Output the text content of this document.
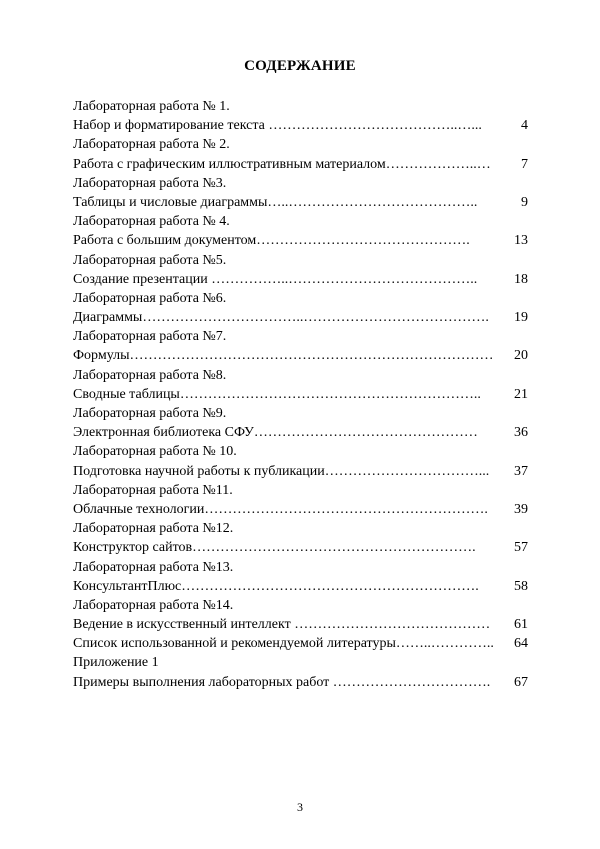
СОДЕРЖАНИЕ
Лабораторная работа № 1.
Набор и форматирование текста …………………………………..…...	4
Лабораторная работа № 2.
Работа с графическим иллюстративным материалом………………..…	7
Лабораторная работа №3.
Таблицы и числовые диаграммы…..…………………………………..	9
Лабораторная работа № 4.
Работа с большим документом……………………………………….	13
Лабораторная работа №5.
Создание презентации ……………..…………………………………..	18
Лабораторная работа №6.
Диаграммы……………………………..………………………………….	19
Лабораторная работа №7.
Формулы……………………………………………………………………	20
Лабораторная работа №8.
Сводные таблицы………………………………………………………..	21
Лабораторная работа №9.
Электронная библиотека СФУ…………………………………………	36
Лабораторная работа № 10.
Подготовка научной работы к публикации……………………………...	37
Лабораторная работа №11.
Облачные технологии…………………………………………………….	39
Лабораторная работа №12.
Конструктор сайтов…………………………………………………….	57
Лабораторная работа №13.
КонсультантПлюс……………………………………………………….	58
Лабораторная работа №14.
Ведение в искусственный интеллект ……………………………………	61
Список использованной и рекомендуемой литературы……..…………..	64
Приложение 1
Примеры выполнения лабораторных работ …………………………….	67
3
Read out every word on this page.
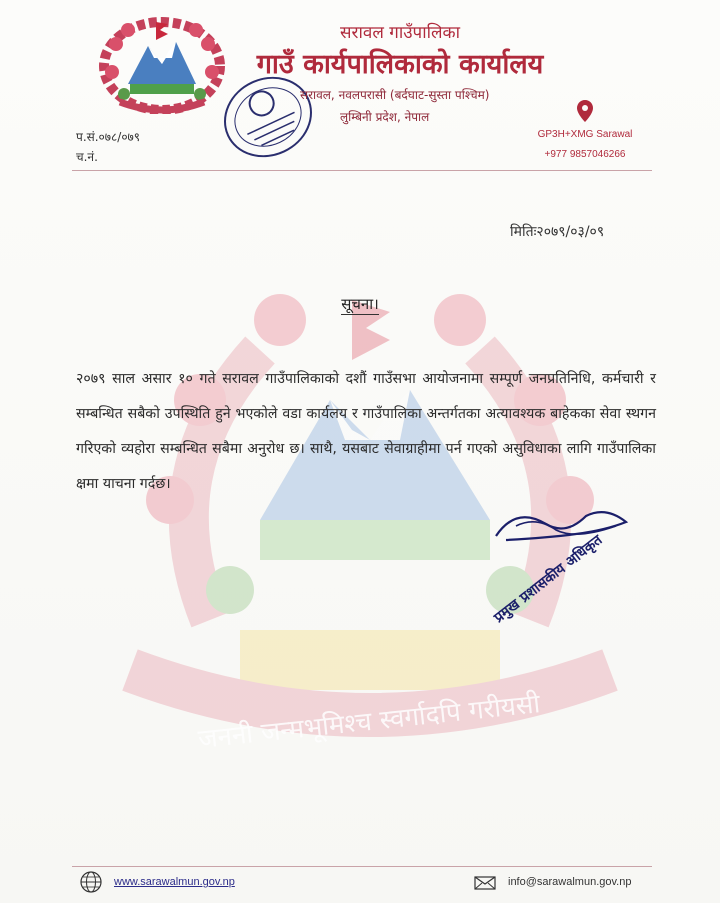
सरावल गाउँपालिका
गाउँ कार्यपालिकाको कार्यालय
सरावल, नवलपरासी (बर्दघाट-सुस्ता पश्चिम)
लुम्बिनी प्रदेश, नेपाल
प.सं.०७८/०७९
च.नं.
GP3H+XMG Sarawal
+977 9857046266
मितिः२०७९/०३/०९
जननी जन्मभूमिश्च स्वर्गादपि गरीयसी
सूचना।
२०७९ साल असार १० गते सरावल गाउँपालिकाको दशौं गाउँसभा आयोजनामा सम्पूर्ण जनप्रतिनिधि, कर्मचारी र सम्बन्धित सबैको उपस्थिति हुने भएकोले वडा कार्यलय र गाउँपालिका अन्तर्गतका अत्यावश्यक बाहेकका सेवा स्थगन गरिएको व्यहोरा सम्बन्धित सबैमा अनुरोध छ। साथै, यसबाट सेवाग्राहीमा पर्न गएको असुविधाका लागि गाउँपालिका क्षमा याचना गर्दछ।
प्रमुख प्रशासकीय अधिकृत
www.sarawalmun.gov.np	info@sarawalmun.gov.np
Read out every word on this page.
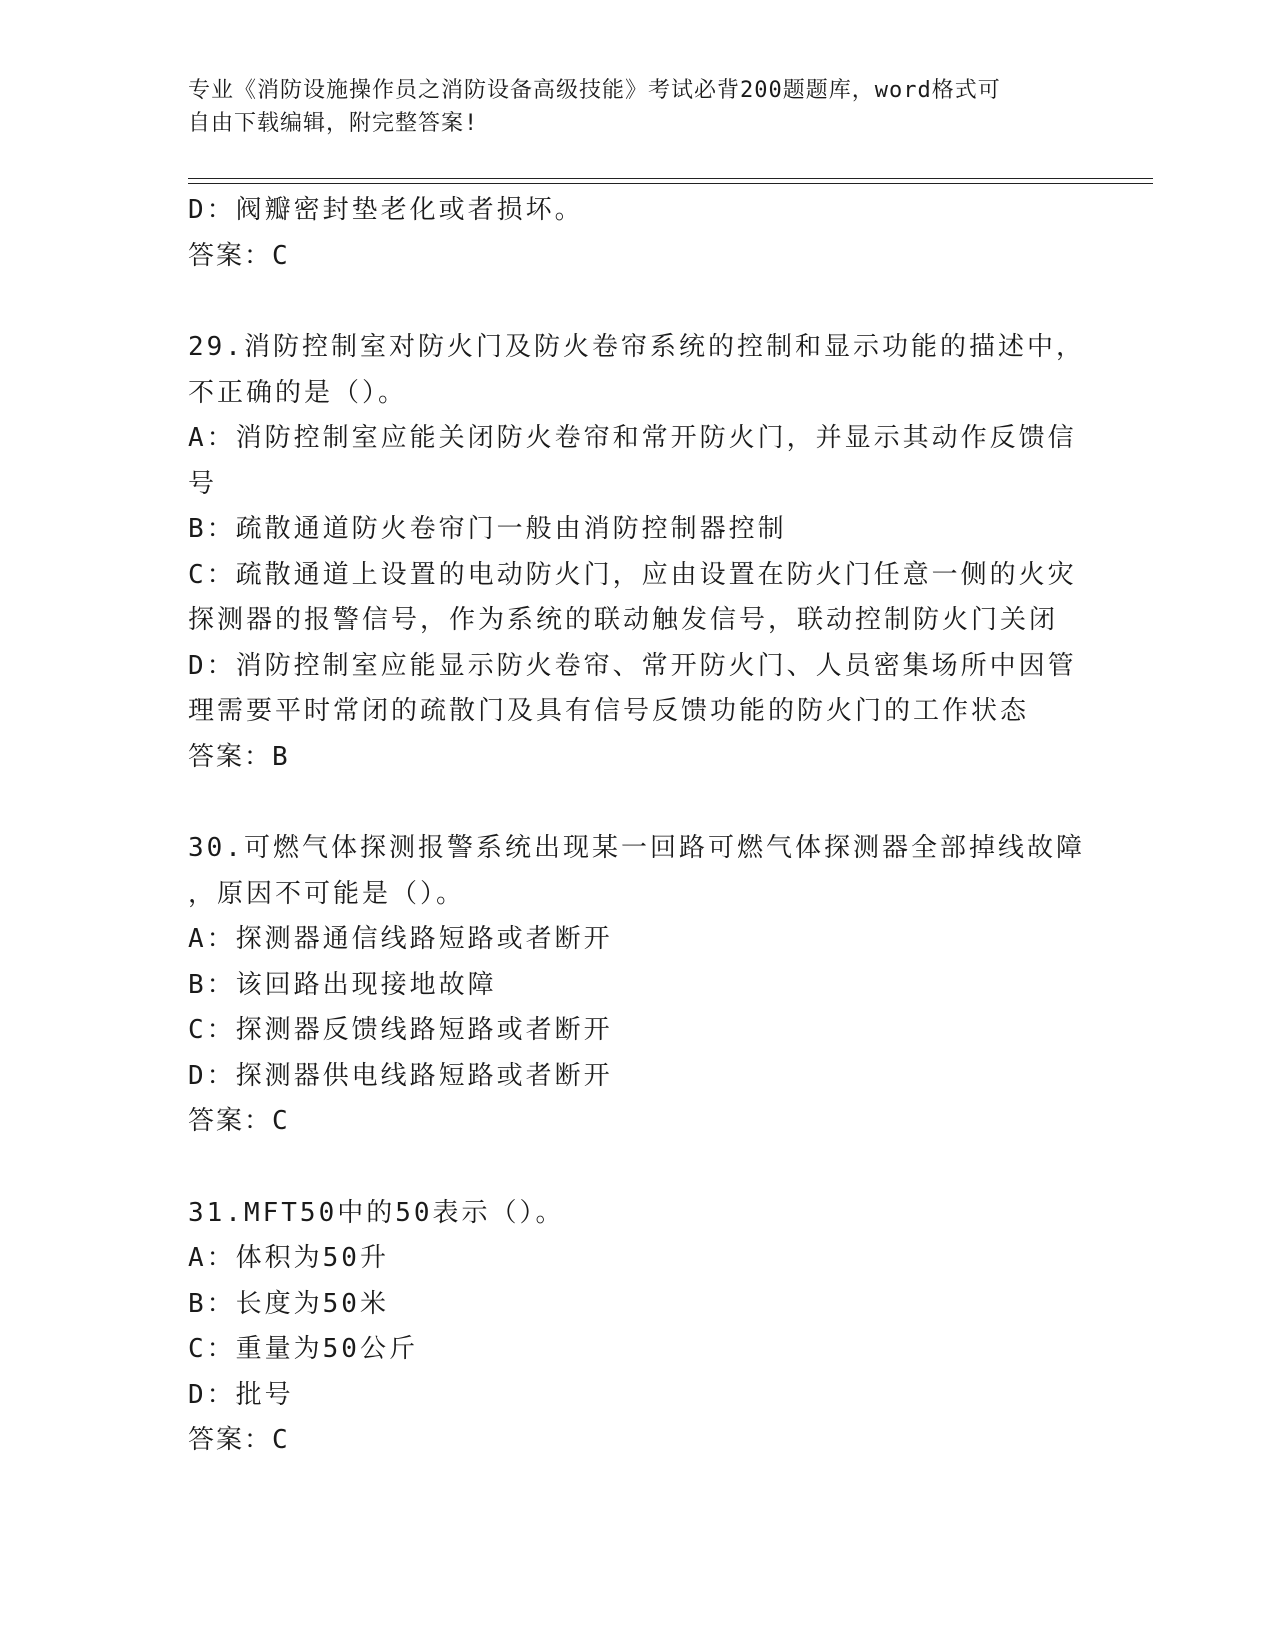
专业《消防设施操作员之消防设备高级技能》考试必背200题题库，word格式可
自由下载编辑，附完整答案!
D：阀瓣密封垫老化或者损坏。
答案：C
29.消防控制室对防火门及防火卷帘系统的控制和显示功能的描述中，
不正确的是（）。
A：消防控制室应能关闭防火卷帘和常开防火门，并显示其动作反馈信
号
B：疏散通道防火卷帘门一般由消防控制器控制
C：疏散通道上设置的电动防火门，应由设置在防火门任意一侧的火灾
探测器的报警信号，作为系统的联动触发信号，联动控制防火门关闭
D：消防控制室应能显示防火卷帘、常开防火门、人员密集场所中因管
理需要平时常闭的疏散门及具有信号反馈功能的防火门的工作状态
答案：B
30.可燃气体探测报警系统出现某一回路可燃气体探测器全部掉线故障
，原因不可能是（）。
A：探测器通信线路短路或者断开
B：该回路出现接地故障
C：探测器反馈线路短路或者断开
D：探测器供电线路短路或者断开
答案：C
31.MFT50中的50表示（）。
A：体积为50升
B：长度为50米
C：重量为50公斤
D：批号
答案：C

Set exercise: What is needed is an exact reproduction of the data, pictures excluded.

Worked solution:
Output the text content of this document.
СОДЕРЖАНИЕ
Лабораторная работа № 1.
Набор и форматирование текста …………………………………..…...	4
Лабораторная работа № 2.
Работа с графическим иллюстративным материалом………………..…	7
Лабораторная работа №3.
Таблицы и числовые диаграммы…..…………………………………..	9
Лабораторная работа № 4.
Работа с большим документом……………………………………….	13
Лабораторная работа №5.
Создание презентации ……………..…………………………………..	18
Лабораторная работа №6.
Диаграммы……………………………..………………………………….	19
Лабораторная работа №7.
Формулы……………………………………………………………………	20
Лабораторная работа №8.
Сводные таблицы………………………………………………………..	21
Лабораторная работа №9.
Электронная библиотека СФУ…………………………………………	36
Лабораторная работа № 10.
Подготовка научной работы к публикации……………………………...	37
Лабораторная работа №11.
Облачные технологии…………………………………………………….	39
Лабораторная работа №12.
Конструктор сайтов…………………………………………………….	57
Лабораторная работа №13.
КонсультантПлюс……………………………………………………….	58
Лабораторная работа №14.
Ведение в искусственный интеллект ……………………………………	61
Список использованной и рекомендуемой литературы……..…………..	64
Приложение 1
Примеры выполнения лабораторных работ …………………………….	67
3
Read out every word on this page.
सरावल गाउँपालिका
गाउँ कार्यपालिकाको कार्यालय
सरावल, नवलपरासी (बर्दघाट-सुस्ता पश्चिम)
लुम्बिनी प्रदेश, नेपाल
प.सं.०७८/०७९
च.नं.
GP3H+XMG Sarawal
+977 9857046266
मितिः२०७९/०३/०९
जननी जन्मभूमिश्च स्वर्गादपि गरीयसी
सूचना।
२०७९ साल असार १० गते सरावल गाउँपालिकाको दशौं गाउँसभा आयोजनामा सम्पूर्ण जनप्रतिनिधि, कर्मचारी र सम्बन्धित सबैको उपस्थिति हुने भएकोले वडा कार्यलय र गाउँपालिका अन्तर्गतका अत्यावश्यक बाहेकका सेवा स्थगन गरिएको व्यहोरा सम्बन्धित सबैमा अनुरोध छ। साथै, यसबाट सेवाग्राहीमा पर्न गएको असुविधाका लागि गाउँपालिका क्षमा याचना गर्दछ।
प्रमुख प्रशासकीय अधिकृत
www.sarawalmun.gov.np	info@sarawalmun.gov.np
Read out every word on this page.
专业《消防设施操作员之消防设备高级技能》考试必背200题题库，word格式可
自由下载编辑，附完整答案!
D：阀瓣密封垫老化或者损坏。
答案：C
29.消防控制室对防火门及防火卷帘系统的控制和显示功能的描述中，
不正确的是（）。
A：消防控制室应能关闭防火卷帘和常开防火门，并显示其动作反馈信
号
B：疏散通道防火卷帘门一般由消防控制器控制
C：疏散通道上设置的电动防火门，应由设置在防火门任意一侧的火灾
探测器的报警信号，作为系统的联动触发信号，联动控制防火门关闭
D：消防控制室应能显示防火卷帘、常开防火门、人员密集场所中因管
理需要平时常闭的疏散门及具有信号反馈功能的防火门的工作状态
答案：B
30.可燃气体探测报警系统出现某一回路可燃气体探测器全部掉线故障
，原因不可能是（）。
A：探测器通信线路短路或者断开
B：该回路出现接地故障
C：探测器反馈线路短路或者断开
D：探测器供电线路短路或者断开
答案：C
31.MFT50中的50表示（）。
A：体积为50升
B：长度为50米
C：重量为50公斤
D：批号
答案：C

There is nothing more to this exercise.